--- Aim ---
Quote every line of the data below as it stands, omitting pictures.

══ Provided entries

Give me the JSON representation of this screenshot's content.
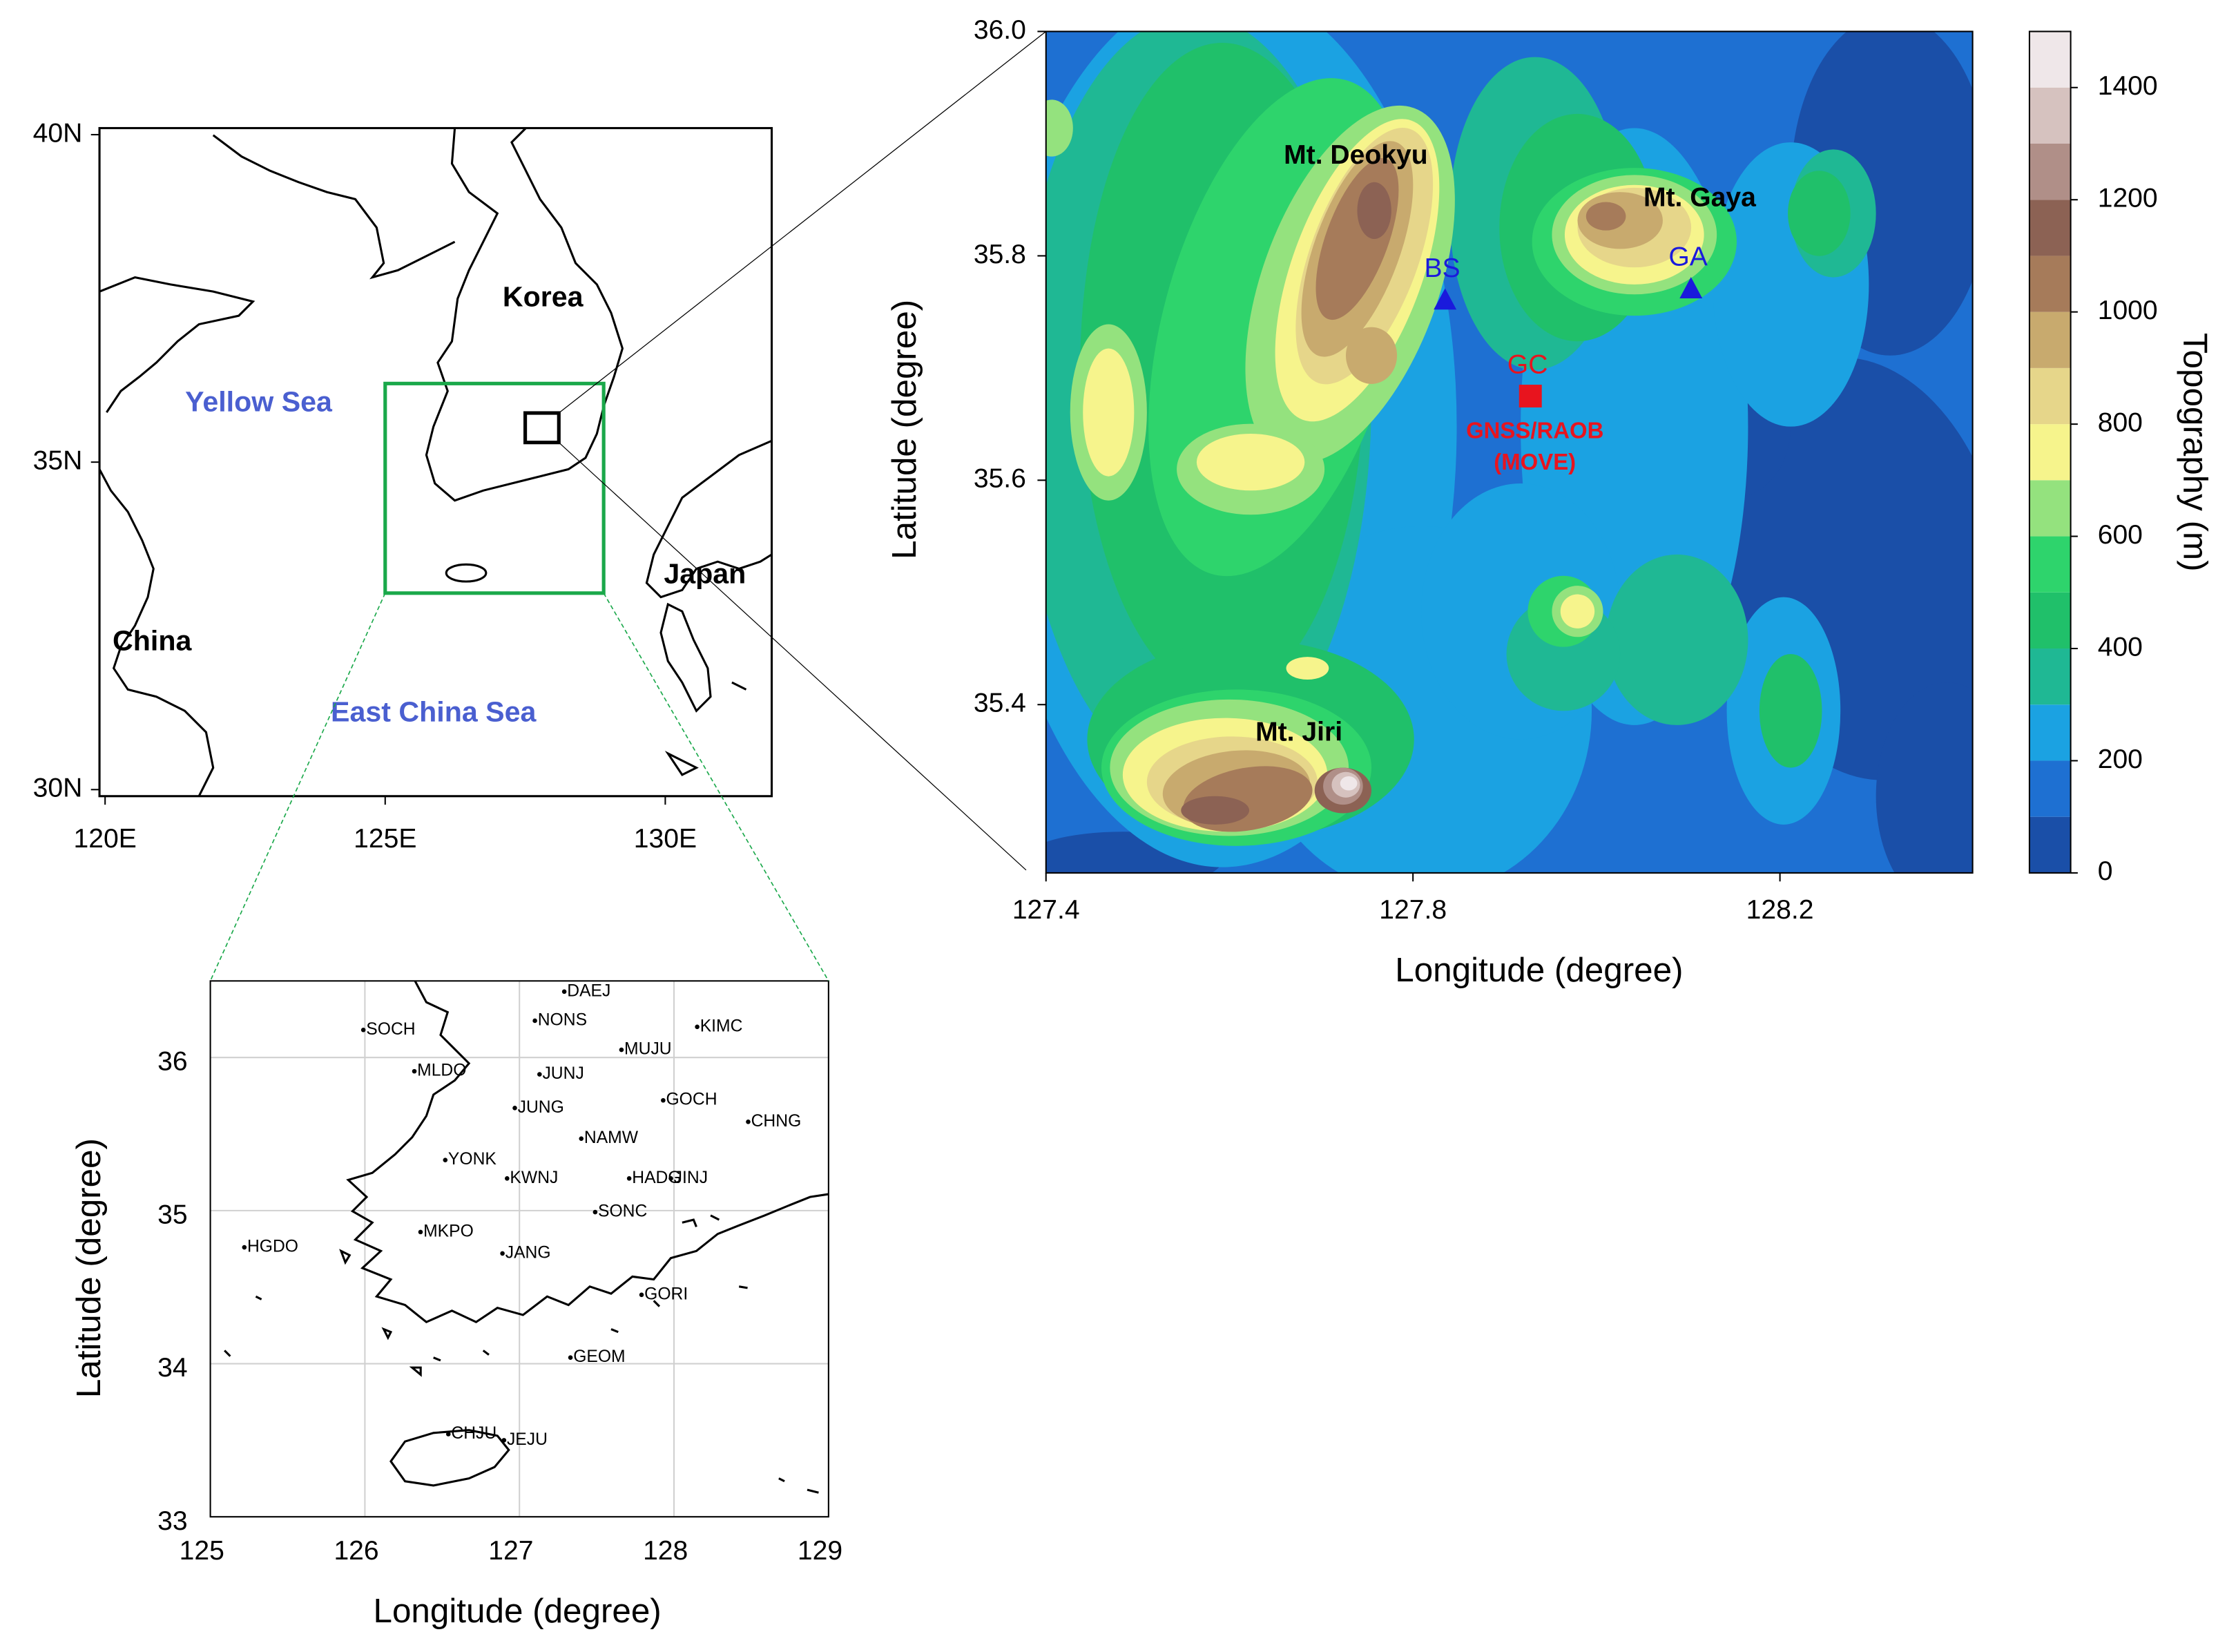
{
  "overview_map": {
    "xlim": [
      119.9,
      131.9
    ],
    "ylim": [
      29.9,
      40.1
    ],
    "xticks": [
      {
        "value": 120,
        "label": "120E"
      },
      {
        "value": 125,
        "label": "125E"
      },
      {
        "value": 130,
        "label": "130E"
      }
    ],
    "yticks": [
      {
        "value": 30,
        "label": "30N"
      },
      {
        "value": 35,
        "label": "35N"
      },
      {
        "value": 40,
        "label": "40N"
      }
    ],
    "labels": {
      "korea": "Korea",
      "yellow_sea": "Yellow Sea",
      "japan": "Japan",
      "china": "China",
      "east_china_sea": "East China Sea"
    },
    "domain_box": {
      "lon": [
        125,
        128.9
      ],
      "lat": [
        33,
        36.2
      ]
    },
    "study_box": {
      "lon": [
        127.5,
        128.1
      ],
      "lat": [
        35.3,
        35.75
      ]
    }
  },
  "station_map": {
    "xlabel": "Longitude (degree)",
    "ylabel": "Latitude (degree)",
    "xlim": [
      125,
      129
    ],
    "ylim": [
      33,
      36.5
    ],
    "xticks": [
      125,
      126,
      127,
      128,
      129
    ],
    "yticks": [
      33,
      34,
      35,
      36
    ],
    "stations": [
      {
        "name": "DAEJ",
        "lon": 127.29,
        "lat": 36.43
      },
      {
        "name": "NONS",
        "lon": 127.1,
        "lat": 36.24
      },
      {
        "name": "KIMC",
        "lon": 128.15,
        "lat": 36.2
      },
      {
        "name": "SOCH",
        "lon": 125.99,
        "lat": 36.18
      },
      {
        "name": "MUJU",
        "lon": 127.66,
        "lat": 36.05
      },
      {
        "name": "MLDO",
        "lon": 126.32,
        "lat": 35.91
      },
      {
        "name": "JUNJ",
        "lon": 127.13,
        "lat": 35.89
      },
      {
        "name": "GOCH",
        "lon": 127.93,
        "lat": 35.72
      },
      {
        "name": "JUNG",
        "lon": 126.97,
        "lat": 35.67
      },
      {
        "name": "CHNG",
        "lon": 128.48,
        "lat": 35.58
      },
      {
        "name": "NAMW",
        "lon": 127.4,
        "lat": 35.47
      },
      {
        "name": "YONK",
        "lon": 126.52,
        "lat": 35.33
      },
      {
        "name": "KWNJ",
        "lon": 126.92,
        "lat": 35.21
      },
      {
        "name": "HADG",
        "lon": 127.71,
        "lat": 35.21
      },
      {
        "name": "JINJ",
        "lon": 127.98,
        "lat": 35.21
      },
      {
        "name": "SONC",
        "lon": 127.49,
        "lat": 34.99
      },
      {
        "name": "MKPO",
        "lon": 126.36,
        "lat": 34.86
      },
      {
        "name": "HGDO",
        "lon": 125.22,
        "lat": 34.76
      },
      {
        "name": "JANG",
        "lon": 126.89,
        "lat": 34.72
      },
      {
        "name": "GORI",
        "lon": 127.79,
        "lat": 34.45
      },
      {
        "name": "GEOM",
        "lon": 127.33,
        "lat": 34.04
      },
      {
        "name": "CHJU",
        "lon": 126.54,
        "lat": 33.54
      },
      {
        "name": "JEJU",
        "lon": 126.9,
        "lat": 33.5
      }
    ]
  },
  "topo_map": {
    "xlabel": "Longitude (degree)",
    "ylabel": "Latitude (degree)",
    "xlim": [
      127.4,
      128.41
    ],
    "ylim": [
      35.25,
      36.0
    ],
    "xticks": [
      {
        "value": 127.4,
        "label": "127.4"
      },
      {
        "value": 127.8,
        "label": "127.8"
      },
      {
        "value": 128.2,
        "label": "128.2"
      }
    ],
    "yticks": [
      {
        "value": 35.4,
        "label": "35.4"
      },
      {
        "value": 35.6,
        "label": "35.6"
      },
      {
        "value": 35.8,
        "label": "35.8"
      },
      {
        "value": 36.0,
        "label": "36.0"
      }
    ],
    "peaks": {
      "deokyu": "Mt. Deokyu",
      "gaya": "Mt. Gaya",
      "jiri": "Mt. Jiri"
    },
    "sites": [
      {
        "name": "BS",
        "lon": 127.835,
        "lat": 35.761,
        "marker": "triangle",
        "color": "#1a1adc"
      },
      {
        "name": "GA",
        "lon": 128.103,
        "lat": 35.771,
        "marker": "triangle",
        "color": "#1a1adc"
      },
      {
        "name": "GC",
        "lon": 127.928,
        "lat": 35.675,
        "marker": "square",
        "color": "#e8141e"
      }
    ],
    "gc_note": [
      "GNSS/RAOB",
      "(MOVE)"
    ],
    "colorbar": {
      "label": "Topography (m)",
      "levels": [
        0,
        100,
        200,
        300,
        400,
        500,
        600,
        700,
        800,
        900,
        1000,
        1100,
        1200,
        1300,
        1400,
        1500
      ],
      "colors": [
        "#1a4fa8",
        "#1e70d2",
        "#1ba2e2",
        "#1fb894",
        "#20c06a",
        "#2ed46c",
        "#94e27e",
        "#f6f48c",
        "#e6d68a",
        "#c8aa6e",
        "#a67b5a",
        "#8c6254",
        "#b08f88",
        "#d6c2bf",
        "#efe7e9"
      ],
      "ticks": [
        0,
        200,
        400,
        600,
        800,
        1000,
        1200,
        1400
      ]
    }
  }
}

════

--- Task solution ---
Give me the JSON representation of this screenshot's content.
{
  "overview_map": {
    "xlim": [
      119.9,
      131.9
    ],
    "ylim": [
      29.9,
      40.1
    ],
    "xticks": [
      {
        "value": 120,
        "label": "120E"
      },
      {
        "value": 125,
        "label": "125E"
      },
      {
        "value": 130,
        "label": "130E"
      }
    ],
    "yticks": [
      {
        "value": 30,
        "label": "30N"
      },
      {
        "value": 35,
        "label": "35N"
      },
      {
        "value": 40,
        "label": "40N"
      }
    ],
    "labels": {
      "korea": "Korea",
      "yellow_sea": "Yellow Sea",
      "japan": "Japan",
      "china": "China",
      "east_china_sea": "East China Sea"
    },
    "domain_box": {
      "lon": [
        125,
        128.9
      ],
      "lat": [
        33,
        36.2
      ]
    },
    "study_box": {
      "lon": [
        127.5,
        128.1
      ],
      "lat": [
        35.3,
        35.75
      ]
    }
  },
  "station_map": {
    "xlabel": "Longitude (degree)",
    "ylabel": "Latitude (degree)",
    "xlim": [
      125,
      129
    ],
    "ylim": [
      33,
      36.5
    ],
    "xticks": [
      125,
      126,
      127,
      128,
      129
    ],
    "yticks": [
      33,
      34,
      35,
      36
    ],
    "stations": [
      {
        "name": "DAEJ",
        "lon": 127.29,
        "lat": 36.43
      },
      {
        "name": "NONS",
        "lon": 127.1,
        "lat": 36.24
      },
      {
        "name": "KIMC",
        "lon": 128.15,
        "lat": 36.2
      },
      {
        "name": "SOCH",
        "lon": 125.99,
        "lat": 36.18
      },
      {
        "name": "MUJU",
        "lon": 127.66,
        "lat": 36.05
      },
      {
        "name": "MLDO",
        "lon": 126.32,
        "lat": 35.91
      },
      {
        "name": "JUNJ",
        "lon": 127.13,
        "lat": 35.89
      },
      {
        "name": "GOCH",
        "lon": 127.93,
        "lat": 35.72
      },
      {
        "name": "JUNG",
        "lon": 126.97,
        "lat": 35.67
      },
      {
        "name": "CHNG",
        "lon": 128.48,
        "lat": 35.58
      },
      {
        "name": "NAMW",
        "lon": 127.4,
        "lat": 35.47
      },
      {
        "name": "YONK",
        "lon": 126.52,
        "lat": 35.33
      },
      {
        "name": "KWNJ",
        "lon": 126.92,
        "lat": 35.21
      },
      {
        "name": "HADG",
        "lon": 127.71,
        "lat": 35.21
      },
      {
        "name": "JINJ",
        "lon": 127.98,
        "lat": 35.21
      },
      {
        "name": "SONC",
        "lon": 127.49,
        "lat": 34.99
      },
      {
        "name": "MKPO",
        "lon": 126.36,
        "lat": 34.86
      },
      {
        "name": "HGDO",
        "lon": 125.22,
        "lat": 34.76
      },
      {
        "name": "JANG",
        "lon": 126.89,
        "lat": 34.72
      },
      {
        "name": "GORI",
        "lon": 127.79,
        "lat": 34.45
      },
      {
        "name": "GEOM",
        "lon": 127.33,
        "lat": 34.04
      },
      {
        "name": "CHJU",
        "lon": 126.54,
        "lat": 33.54
      },
      {
        "name": "JEJU",
        "lon": 126.9,
        "lat": 33.5
      }
    ]
  },
  "topo_map": {
    "xlabel": "Longitude (degree)",
    "ylabel": "Latitude (degree)",
    "xlim": [
      127.4,
      128.41
    ],
    "ylim": [
      35.25,
      36.0
    ],
    "xticks": [
      {
        "value": 127.4,
        "label": "127.4"
      },
      {
        "value": 127.8,
        "label": "127.8"
      },
      {
        "value": 128.2,
        "label": "128.2"
      }
    ],
    "yticks": [
      {
        "value": 35.4,
        "label": "35.4"
      },
      {
        "value": 35.6,
        "label": "35.6"
      },
      {
        "value": 35.8,
        "label": "35.8"
      },
      {
        "value": 36.0,
        "label": "36.0"
      }
    ],
    "peaks": {
      "deokyu": "Mt. Deokyu",
      "gaya": "Mt. Gaya",
      "jiri": "Mt. Jiri"
    },
    "sites": [
      {
        "name": "BS",
        "lon": 127.835,
        "lat": 35.761,
        "marker": "triangle",
        "color": "#1a1adc"
      },
      {
        "name": "GA",
        "lon": 128.103,
        "lat": 35.771,
        "marker": "triangle",
        "color": "#1a1adc"
      },
      {
        "name": "GC",
        "lon": 127.928,
        "lat": 35.675,
        "marker": "square",
        "color": "#e8141e"
      }
    ],
    "gc_note": [
      "GNSS/RAOB",
      "(MOVE)"
    ],
    "colorbar": {
      "label": "Topography (m)",
      "levels": [
        0,
        100,
        200,
        300,
        400,
        500,
        600,
        700,
        800,
        900,
        1000,
        1100,
        1200,
        1300,
        1400,
        1500
      ],
      "colors": [
        "#1a4fa8",
        "#1e70d2",
        "#1ba2e2",
        "#1fb894",
        "#20c06a",
        "#2ed46c",
        "#94e27e",
        "#f6f48c",
        "#e6d68a",
        "#c8aa6e",
        "#a67b5a",
        "#8c6254",
        "#b08f88",
        "#d6c2bf",
        "#efe7e9"
      ],
      "ticks": [
        0,
        200,
        400,
        600,
        800,
        1000,
        1200,
        1400
      ]
    }
  }
}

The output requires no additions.